What is being asked: Write out the data again in full, exactly as it reads.

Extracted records
********

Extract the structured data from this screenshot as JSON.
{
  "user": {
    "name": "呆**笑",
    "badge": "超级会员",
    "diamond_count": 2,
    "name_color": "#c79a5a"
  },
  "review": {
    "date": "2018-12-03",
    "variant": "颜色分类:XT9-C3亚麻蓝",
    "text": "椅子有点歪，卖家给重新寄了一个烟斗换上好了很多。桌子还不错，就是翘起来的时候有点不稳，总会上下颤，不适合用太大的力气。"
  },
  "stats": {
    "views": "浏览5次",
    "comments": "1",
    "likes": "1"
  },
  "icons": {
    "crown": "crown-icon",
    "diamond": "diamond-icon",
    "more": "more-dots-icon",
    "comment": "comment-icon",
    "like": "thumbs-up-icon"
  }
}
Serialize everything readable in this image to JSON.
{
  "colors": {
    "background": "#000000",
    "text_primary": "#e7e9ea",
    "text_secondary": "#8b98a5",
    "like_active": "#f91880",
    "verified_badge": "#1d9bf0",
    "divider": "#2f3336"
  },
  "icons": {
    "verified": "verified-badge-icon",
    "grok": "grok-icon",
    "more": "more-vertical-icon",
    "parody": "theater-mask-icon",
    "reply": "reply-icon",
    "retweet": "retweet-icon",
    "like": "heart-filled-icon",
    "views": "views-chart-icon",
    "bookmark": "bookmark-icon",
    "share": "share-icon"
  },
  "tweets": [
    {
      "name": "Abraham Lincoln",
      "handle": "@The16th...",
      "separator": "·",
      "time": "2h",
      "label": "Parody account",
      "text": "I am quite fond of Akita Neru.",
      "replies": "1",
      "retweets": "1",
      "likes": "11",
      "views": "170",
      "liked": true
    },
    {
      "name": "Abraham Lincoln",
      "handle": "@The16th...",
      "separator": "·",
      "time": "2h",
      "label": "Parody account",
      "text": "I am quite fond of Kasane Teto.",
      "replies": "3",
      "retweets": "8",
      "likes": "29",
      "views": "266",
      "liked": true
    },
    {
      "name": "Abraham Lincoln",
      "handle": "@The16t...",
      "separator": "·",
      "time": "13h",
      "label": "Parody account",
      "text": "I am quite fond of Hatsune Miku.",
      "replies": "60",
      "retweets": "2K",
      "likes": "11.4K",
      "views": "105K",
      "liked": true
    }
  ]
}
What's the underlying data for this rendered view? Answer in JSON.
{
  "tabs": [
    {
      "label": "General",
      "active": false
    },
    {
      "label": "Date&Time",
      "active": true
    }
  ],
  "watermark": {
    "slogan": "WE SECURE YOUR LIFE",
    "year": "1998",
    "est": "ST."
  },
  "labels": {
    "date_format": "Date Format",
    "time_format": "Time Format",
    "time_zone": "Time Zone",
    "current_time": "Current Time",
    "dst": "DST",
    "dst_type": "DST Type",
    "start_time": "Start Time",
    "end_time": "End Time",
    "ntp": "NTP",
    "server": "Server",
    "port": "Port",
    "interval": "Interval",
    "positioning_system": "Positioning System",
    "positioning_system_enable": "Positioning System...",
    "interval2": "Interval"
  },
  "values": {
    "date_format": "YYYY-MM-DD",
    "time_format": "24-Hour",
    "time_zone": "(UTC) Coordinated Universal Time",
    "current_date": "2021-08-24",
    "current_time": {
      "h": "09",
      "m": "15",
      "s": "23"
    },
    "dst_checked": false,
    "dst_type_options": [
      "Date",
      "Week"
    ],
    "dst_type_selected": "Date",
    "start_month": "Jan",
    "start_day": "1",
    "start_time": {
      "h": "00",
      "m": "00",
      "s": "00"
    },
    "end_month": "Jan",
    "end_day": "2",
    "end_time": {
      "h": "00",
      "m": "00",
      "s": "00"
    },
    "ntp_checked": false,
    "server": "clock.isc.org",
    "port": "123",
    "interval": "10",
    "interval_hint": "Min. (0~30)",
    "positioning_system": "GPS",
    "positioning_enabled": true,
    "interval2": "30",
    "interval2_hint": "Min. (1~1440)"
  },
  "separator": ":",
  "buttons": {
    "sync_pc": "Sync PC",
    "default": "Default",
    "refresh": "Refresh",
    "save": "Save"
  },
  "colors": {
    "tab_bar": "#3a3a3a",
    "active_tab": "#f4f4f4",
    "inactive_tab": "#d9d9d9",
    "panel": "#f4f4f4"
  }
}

********

Answer to this problem:
Extract the structured data from this screenshot as JSON.
{
  "user": {
    "name": "呆**笑",
    "badge": "超级会员",
    "diamond_count": 2,
    "name_color": "#c79a5a"
  },
  "review": {
    "date": "2018-12-03",
    "variant": "颜色分类:XT9-C3亚麻蓝",
    "text": "椅子有点歪，卖家给重新寄了一个烟斗换上好了很多。桌子还不错，就是翘起来的时候有点不稳，总会上下颤，不适合用太大的力气。"
  },
  "stats": {
    "views": "浏览5次",
    "comments": "1",
    "likes": "1"
  },
  "icons": {
    "crown": "crown-icon",
    "diamond": "diamond-icon",
    "more": "more-dots-icon",
    "comment": "comment-icon",
    "like": "thumbs-up-icon"
  }
}
Serialize everything readable in this image to JSON.
{
  "colors": {
    "background": "#000000",
    "text_primary": "#e7e9ea",
    "text_secondary": "#8b98a5",
    "like_active": "#f91880",
    "verified_badge": "#1d9bf0",
    "divider": "#2f3336"
  },
  "icons": {
    "verified": "verified-badge-icon",
    "grok": "grok-icon",
    "more": "more-vertical-icon",
    "parody": "theater-mask-icon",
    "reply": "reply-icon",
    "retweet": "retweet-icon",
    "like": "heart-filled-icon",
    "views": "views-chart-icon",
    "bookmark": "bookmark-icon",
    "share": "share-icon"
  },
  "tweets": [
    {
      "name": "Abraham Lincoln",
      "handle": "@The16th...",
      "separator": "·",
      "time": "2h",
      "label": "Parody account",
      "text": "I am quite fond of Akita Neru.",
      "replies": "1",
      "retweets": "1",
      "likes": "11",
      "views": "170",
      "liked": true
    },
    {
      "name": "Abraham Lincoln",
      "handle": "@The16th...",
      "separator": "·",
      "time": "2h",
      "label": "Parody account",
      "text": "I am quite fond of Kasane Teto.",
      "replies": "3",
      "retweets": "8",
      "likes": "29",
      "views": "266",
      "liked": true
    },
    {
      "name": "Abraham Lincoln",
      "handle": "@The16t...",
      "separator": "·",
      "time": "13h",
      "label": "Parody account",
      "text": "I am quite fond of Hatsune Miku.",
      "replies": "60",
      "retweets": "2K",
      "likes": "11.4K",
      "views": "105K",
      "liked": true
    }
  ]
}
What's the underlying data for this rendered view? Answer in JSON.
{
  "tabs": [
    {
      "label": "General",
      "active": false
    },
    {
      "label": "Date&Time",
      "active": true
    }
  ],
  "watermark": {
    "slogan": "WE SECURE YOUR LIFE",
    "year": "1998",
    "est": "ST."
  },
  "labels": {
    "date_format": "Date Format",
    "time_format": "Time Format",
    "time_zone": "Time Zone",
    "current_time": "Current Time",
    "dst": "DST",
    "dst_type": "DST Type",
    "start_time": "Start Time",
    "end_time": "End Time",
    "ntp": "NTP",
    "server": "Server",
    "port": "Port",
    "interval": "Interval",
    "positioning_system": "Positioning System",
    "positioning_system_enable": "Positioning System...",
    "interval2": "Interval"
  },
  "values": {
    "date_format": "YYYY-MM-DD",
    "time_format": "24-Hour",
    "time_zone": "(UTC) Coordinated Universal Time",
    "current_date": "2021-08-24",
    "current_time": {
      "h": "09",
      "m": "15",
      "s": "23"
    },
    "dst_checked": false,
    "dst_type_options": [
      "Date",
      "Week"
    ],
    "dst_type_selected": "Date",
    "start_month": "Jan",
    "start_day": "1",
    "start_time": {
      "h": "00",
      "m": "00",
      "s": "00"
    },
    "end_month": "Jan",
    "end_day": "2",
    "end_time": {
      "h": "00",
      "m": "00",
      "s": "00"
    },
    "ntp_checked": false,
    "server": "clock.isc.org",
    "port": "123",
    "interval": "10",
    "interval_hint": "Min. (0~30)",
    "positioning_system": "GPS",
    "positioning_enabled": true,
    "interval2": "30",
    "interval2_hint": "Min. (1~1440)"
  },
  "separator": ":",
  "buttons": {
    "sync_pc": "Sync PC",
    "default": "Default",
    "refresh": "Refresh",
    "save": "Save"
  },
  "colors": {
    "tab_bar": "#3a3a3a",
    "active_tab": "#f4f4f4",
    "inactive_tab": "#d9d9d9",
    "panel": "#f4f4f4"
  }
}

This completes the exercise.